### What to do
Look at each line of the records and count those with "mmol" in them. Please answer with the count alone.

-- Begin --

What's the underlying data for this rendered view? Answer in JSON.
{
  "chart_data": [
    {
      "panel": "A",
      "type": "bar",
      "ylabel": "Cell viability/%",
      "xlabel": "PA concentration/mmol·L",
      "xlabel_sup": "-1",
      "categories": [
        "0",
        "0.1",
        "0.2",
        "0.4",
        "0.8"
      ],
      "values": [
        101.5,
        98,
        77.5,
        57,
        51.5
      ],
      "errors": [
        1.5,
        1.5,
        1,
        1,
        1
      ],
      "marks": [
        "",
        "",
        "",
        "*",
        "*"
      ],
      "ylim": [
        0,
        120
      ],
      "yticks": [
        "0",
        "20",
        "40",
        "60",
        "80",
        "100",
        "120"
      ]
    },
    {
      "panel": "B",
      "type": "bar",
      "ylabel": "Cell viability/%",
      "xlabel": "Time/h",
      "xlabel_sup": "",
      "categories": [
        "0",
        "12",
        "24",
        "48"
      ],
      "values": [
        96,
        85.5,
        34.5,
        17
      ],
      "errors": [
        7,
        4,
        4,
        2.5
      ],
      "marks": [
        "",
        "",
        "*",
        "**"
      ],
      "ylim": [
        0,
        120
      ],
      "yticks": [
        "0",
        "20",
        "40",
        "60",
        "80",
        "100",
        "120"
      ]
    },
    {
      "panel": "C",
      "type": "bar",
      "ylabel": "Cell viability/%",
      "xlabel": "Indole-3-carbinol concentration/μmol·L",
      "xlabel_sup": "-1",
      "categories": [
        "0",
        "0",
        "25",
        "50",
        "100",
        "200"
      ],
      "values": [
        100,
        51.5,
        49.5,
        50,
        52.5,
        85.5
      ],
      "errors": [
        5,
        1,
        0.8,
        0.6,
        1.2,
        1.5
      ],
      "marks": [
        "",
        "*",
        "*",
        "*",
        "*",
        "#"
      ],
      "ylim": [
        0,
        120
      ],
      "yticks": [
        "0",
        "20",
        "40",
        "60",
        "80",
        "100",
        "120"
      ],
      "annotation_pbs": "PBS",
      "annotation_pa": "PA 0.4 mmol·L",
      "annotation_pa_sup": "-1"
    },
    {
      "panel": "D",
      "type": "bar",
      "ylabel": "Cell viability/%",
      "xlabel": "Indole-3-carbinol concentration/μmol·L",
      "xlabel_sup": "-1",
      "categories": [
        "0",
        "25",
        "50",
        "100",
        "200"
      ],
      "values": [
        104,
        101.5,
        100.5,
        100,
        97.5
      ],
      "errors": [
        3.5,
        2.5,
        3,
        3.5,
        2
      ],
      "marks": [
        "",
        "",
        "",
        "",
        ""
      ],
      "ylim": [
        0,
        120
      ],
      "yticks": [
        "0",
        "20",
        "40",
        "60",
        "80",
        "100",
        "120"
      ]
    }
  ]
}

-- End --

### The response
2